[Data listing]
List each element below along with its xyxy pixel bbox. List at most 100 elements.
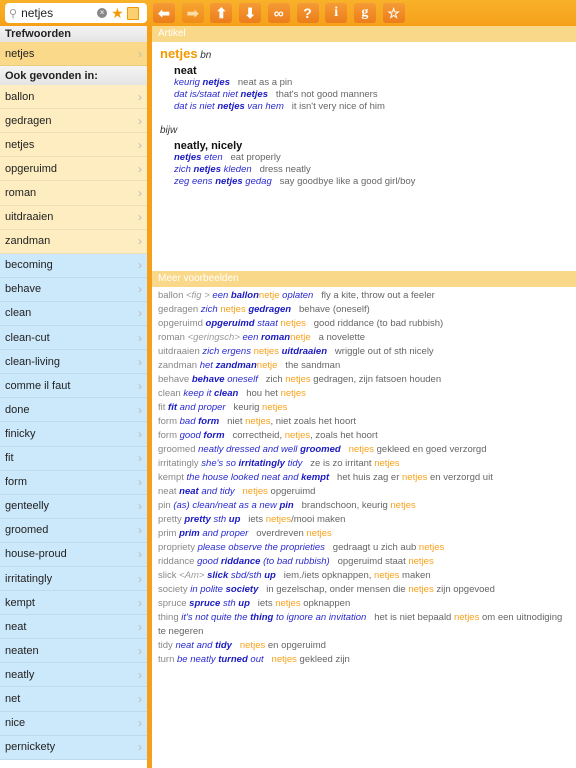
example-text[interactable]: pin <box>279 500 293 511</box>
down-arrow-icon[interactable]: ⬇ <box>239 3 262 23</box>
example-text: eten <box>201 152 223 163</box>
example-text[interactable]: spruce <box>189 598 220 609</box>
example-text: that's not good manners <box>268 89 378 100</box>
example-text[interactable]: behave <box>192 374 225 385</box>
example-text[interactable]: kempt <box>301 472 329 483</box>
search-field[interactable]: ⚲ × ★ <box>5 3 147 23</box>
example-text: netjes <box>408 556 434 567</box>
example-text[interactable]: riddance <box>221 556 261 567</box>
sidebar-item[interactable]: nice › <box>0 711 147 736</box>
example-text[interactable]: irritatingly <box>239 458 285 469</box>
example-text[interactable]: turned <box>218 654 248 665</box>
sidebar-item[interactable]: opgeruimd › <box>0 157 147 182</box>
example-text: good riddance (to bad rubbish) <box>305 318 444 329</box>
example-text: behave (oneself) <box>291 304 370 315</box>
example-text: society <box>158 584 191 595</box>
example-text[interactable]: pretty <box>184 514 210 525</box>
example-text[interactable]: netjes <box>241 89 268 100</box>
favorite-star-icon[interactable]: ☆ <box>382 3 405 23</box>
example-text[interactable]: thing <box>250 612 273 623</box>
example-text: eat properly <box>222 152 281 163</box>
example-text[interactable]: tidy <box>215 640 232 651</box>
example-text[interactable]: slick <box>207 570 228 581</box>
sidebar-item[interactable]: comme il faut › <box>0 374 147 399</box>
sidebar-item[interactable]: genteelly › <box>0 494 147 519</box>
example-text: (to bad rubbish) <box>260 556 330 567</box>
example-text[interactable]: ballon <box>231 290 259 301</box>
example-text: het <box>199 360 216 371</box>
sidebar-item[interactable]: pernickety › <box>0 735 147 760</box>
help-icon[interactable]: ? <box>296 3 319 23</box>
link-icon[interactable]: ∞ <box>267 3 290 23</box>
sidebar-item[interactable]: house-proud › <box>0 542 147 567</box>
sidebar-item[interactable]: clean › <box>0 301 147 327</box>
sidebar-item-label: fit <box>5 452 14 465</box>
example-text[interactable]: zandman <box>216 360 257 371</box>
example: uitdraaien zich ergens netjes uitdraaien… <box>158 345 570 359</box>
chevron-right-icon: › <box>138 740 142 755</box>
example-text[interactable]: netjes <box>194 164 221 175</box>
sidebar-item[interactable]: behave › <box>0 277 147 302</box>
list-icon[interactable] <box>126 6 139 20</box>
sidebar-item[interactable]: roman › <box>0 181 147 206</box>
sidebar-item[interactable]: clean-living › <box>0 350 147 375</box>
sidebar-item[interactable]: net › <box>0 687 147 712</box>
sidebar-item[interactable]: becoming › <box>0 253 147 278</box>
example-text[interactable]: clean <box>214 388 238 399</box>
example-text[interactable]: roman <box>261 332 290 343</box>
example: dat is/staat niet netjes that's not good… <box>174 89 568 101</box>
sidebar-item[interactable]: netjes › <box>0 133 147 158</box>
back-arrow-icon[interactable]: ⬅ <box>153 3 175 23</box>
sidebar-item[interactable]: finicky › <box>0 422 147 447</box>
example-text[interactable]: form <box>203 430 224 441</box>
example-text: oneself <box>224 374 258 385</box>
example-text[interactable]: uitdraaien <box>282 346 327 357</box>
example-text: gedag <box>242 176 272 187</box>
sidebar-item[interactable]: fit › <box>0 446 147 471</box>
example-text[interactable]: form <box>198 416 219 427</box>
search-input[interactable] <box>21 6 96 20</box>
google-icon[interactable]: g <box>353 3 376 23</box>
example-text[interactable]: society <box>226 584 259 595</box>
example-text: <geringsch> <box>187 332 243 343</box>
sidebar-item[interactable]: irritatingly › <box>0 566 147 592</box>
sidebar-item[interactable]: kempt › <box>0 591 147 616</box>
sidebar-item[interactable]: uitdraaien › <box>0 205 147 230</box>
example-text[interactable]: groomed <box>300 444 341 455</box>
sidebar-item[interactable]: groomed › <box>0 518 147 543</box>
sidebar-item[interactable]: form › <box>0 470 147 495</box>
example-text[interactable]: netjes <box>217 101 244 112</box>
example-text: , niet zoals het hoort <box>270 416 357 427</box>
sidebar-item[interactable]: zandman › <box>0 229 147 254</box>
sidebar-item[interactable]: neatly › <box>0 663 147 688</box>
example-text: behave <box>158 374 192 385</box>
sidebar-item[interactable]: clean-cut › <box>0 326 147 351</box>
sidebar-item[interactable]: neat › <box>0 615 147 640</box>
example-text[interactable]: up <box>238 598 250 609</box>
up-arrow-icon[interactable]: ⬆ <box>210 3 233 23</box>
sidebar-item[interactable]: neaten › <box>0 639 147 664</box>
clear-icon[interactable]: × <box>97 8 108 18</box>
example-text: van hem <box>244 101 284 112</box>
keyword-item[interactable]: netjes › <box>0 42 147 67</box>
example-text[interactable]: up <box>229 514 241 525</box>
example-text[interactable]: prim <box>179 528 200 539</box>
example-text[interactable]: neat <box>179 486 199 497</box>
example-text: <fig > <box>186 290 213 301</box>
sidebar-item[interactable]: done › <box>0 398 147 423</box>
example-text[interactable]: fit <box>168 402 177 413</box>
sidebar-item-label: netjes <box>5 138 35 151</box>
example-text[interactable]: netjes <box>203 77 230 88</box>
example-text[interactable]: up <box>264 570 276 581</box>
example-text: out <box>247 654 264 665</box>
forward-arrow-icon[interactable]: ➡ <box>181 3 204 23</box>
sidebar-item[interactable]: gedragen › <box>0 109 147 134</box>
sidebar-item[interactable]: ballon › <box>0 85 147 110</box>
example-text[interactable]: opgeruimd <box>206 318 255 329</box>
example-text[interactable]: netjes <box>215 176 242 187</box>
star-icon[interactable]: ★ <box>111 5 124 22</box>
info-icon[interactable]: i <box>325 3 348 23</box>
example-text[interactable]: gedragen <box>248 304 291 315</box>
example: groomed neatly dressed and well groomed … <box>158 443 570 457</box>
example-text[interactable]: netjes <box>174 152 201 163</box>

**What is expected:** Please reproduce every line of the material above word for word, leaving out the pictures.

**Answer for this exercise:**
List each element below along with its xyxy pixel bbox. List at most 100 elements.
example-text[interactable]: pin <box>279 500 293 511</box>
down-arrow-icon[interactable]: ⬇ <box>239 3 262 23</box>
example-text: eten <box>201 152 223 163</box>
example-text[interactable]: spruce <box>189 598 220 609</box>
example-text: that's not good manners <box>268 89 378 100</box>
example-text[interactable]: behave <box>192 374 225 385</box>
example-text[interactable]: kempt <box>301 472 329 483</box>
search-field[interactable]: ⚲ × ★ <box>5 3 147 23</box>
example-text: netjes <box>408 556 434 567</box>
example-text[interactable]: riddance <box>221 556 261 567</box>
sidebar-item[interactable]: nice › <box>0 711 147 736</box>
example-text[interactable]: irritatingly <box>239 458 285 469</box>
example-text[interactable]: turned <box>218 654 248 665</box>
sidebar-item[interactable]: opgeruimd › <box>0 157 147 182</box>
example-text: good riddance (to bad rubbish) <box>305 318 444 329</box>
example-text: behave (oneself) <box>291 304 370 315</box>
example-text: society <box>158 584 191 595</box>
example-text[interactable]: pretty <box>184 514 210 525</box>
example-text[interactable]: netjes <box>241 89 268 100</box>
favorite-star-icon[interactable]: ☆ <box>382 3 405 23</box>
example-text[interactable]: thing <box>250 612 273 623</box>
example-text: eat properly <box>222 152 281 163</box>
example-text[interactable]: tidy <box>215 640 232 651</box>
example-text[interactable]: slick <box>207 570 228 581</box>
sidebar-item[interactable]: comme il faut › <box>0 374 147 399</box>
sidebar-item[interactable]: genteelly › <box>0 494 147 519</box>
example-text: (to bad rubbish) <box>260 556 330 567</box>
example-text[interactable]: ballon <box>231 290 259 301</box>
example-text: het <box>199 360 216 371</box>
sidebar-item[interactable]: pernickety › <box>0 735 147 760</box>
help-icon[interactable]: ? <box>296 3 319 23</box>
link-icon[interactable]: ∞ <box>267 3 290 23</box>
sidebar-item[interactable]: house-proud › <box>0 542 147 567</box>
sidebar-item[interactable]: clean › <box>0 301 147 327</box>
sidebar-item-label: fit <box>5 452 14 465</box>
example-text[interactable]: zandman <box>216 360 257 371</box>
example: uitdraaien zich ergens netjes uitdraaien… <box>158 345 570 359</box>
chevron-right-icon: › <box>138 740 142 755</box>
example-text[interactable]: netjes <box>194 164 221 175</box>
sidebar-item[interactable]: behave › <box>0 277 147 302</box>
list-icon[interactable] <box>126 6 139 20</box>
sidebar-item[interactable]: roman › <box>0 181 147 206</box>
sidebar-item[interactable]: clean-living › <box>0 350 147 375</box>
sidebar-item[interactable]: net › <box>0 687 147 712</box>
sidebar-item[interactable]: becoming › <box>0 253 147 278</box>
example-text[interactable]: clean <box>214 388 238 399</box>
example-text[interactable]: roman <box>261 332 290 343</box>
example: dat is/staat niet netjes that's not good… <box>174 89 568 101</box>
sidebar-item[interactable]: netjes › <box>0 133 147 158</box>
back-arrow-icon[interactable]: ⬅ <box>153 3 175 23</box>
sidebar-item[interactable]: finicky › <box>0 422 147 447</box>
example-text[interactable]: form <box>203 430 224 441</box>
example-text: oneself <box>224 374 258 385</box>
example-text[interactable]: uitdraaien <box>282 346 327 357</box>
example-text: gedag <box>242 176 272 187</box>
sidebar-item[interactable]: fit › <box>0 446 147 471</box>
example-text[interactable]: form <box>198 416 219 427</box>
search-input[interactable] <box>21 6 96 20</box>
google-icon[interactable]: g <box>353 3 376 23</box>
example-text[interactable]: society <box>226 584 259 595</box>
example-text: <geringsch> <box>187 332 243 343</box>
sidebar-item[interactable]: irritatingly › <box>0 566 147 592</box>
sidebar-item[interactable]: kempt › <box>0 591 147 616</box>
sidebar-item[interactable]: uitdraaien › <box>0 205 147 230</box>
example-text[interactable]: groomed <box>300 444 341 455</box>
sidebar-item[interactable]: groomed › <box>0 518 147 543</box>
sidebar-item[interactable]: form › <box>0 470 147 495</box>
example-text[interactable]: netjes <box>217 101 244 112</box>
example-text: , niet zoals het hoort <box>270 416 357 427</box>
sidebar-item[interactable]: zandman › <box>0 229 147 254</box>
sidebar-item[interactable]: neatly › <box>0 663 147 688</box>
example-text: behave <box>158 374 192 385</box>
sidebar-item[interactable]: clean-cut › <box>0 326 147 351</box>
sidebar-item[interactable]: neat › <box>0 615 147 640</box>
example-text[interactable]: up <box>238 598 250 609</box>
up-arrow-icon[interactable]: ⬆ <box>210 3 233 23</box>
sidebar-item[interactable]: neaten › <box>0 639 147 664</box>
clear-icon[interactable]: × <box>97 8 108 18</box>
example-text: van hem <box>244 101 284 112</box>
keyword-item[interactable]: netjes › <box>0 42 147 67</box>
example-text[interactable]: up <box>229 514 241 525</box>
example-text[interactable]: prim <box>179 528 200 539</box>
example-text[interactable]: neat <box>179 486 199 497</box>
example-text: <fig > <box>186 290 213 301</box>
sidebar-item[interactable]: done › <box>0 398 147 423</box>
example-text[interactable]: fit <box>168 402 177 413</box>
sidebar-item-label: netjes <box>5 138 35 151</box>
example-text[interactable]: netjes <box>203 77 230 88</box>
example-text[interactable]: up <box>264 570 276 581</box>
example-text: out <box>247 654 264 665</box>
forward-arrow-icon[interactable]: ➡ <box>181 3 204 23</box>
sidebar-item[interactable]: gedragen › <box>0 109 147 134</box>
sidebar-item[interactable]: ballon › <box>0 85 147 110</box>
example-text[interactable]: opgeruimd <box>206 318 255 329</box>
example-text[interactable]: netjes <box>215 176 242 187</box>
star-icon[interactable]: ★ <box>111 5 124 22</box>
info-icon[interactable]: i <box>325 3 348 23</box>
example-text[interactable]: gedragen <box>248 304 291 315</box>
example: groomed neatly dressed and well groomed … <box>158 443 570 457</box>
example-text[interactable]: netjes <box>174 152 201 163</box>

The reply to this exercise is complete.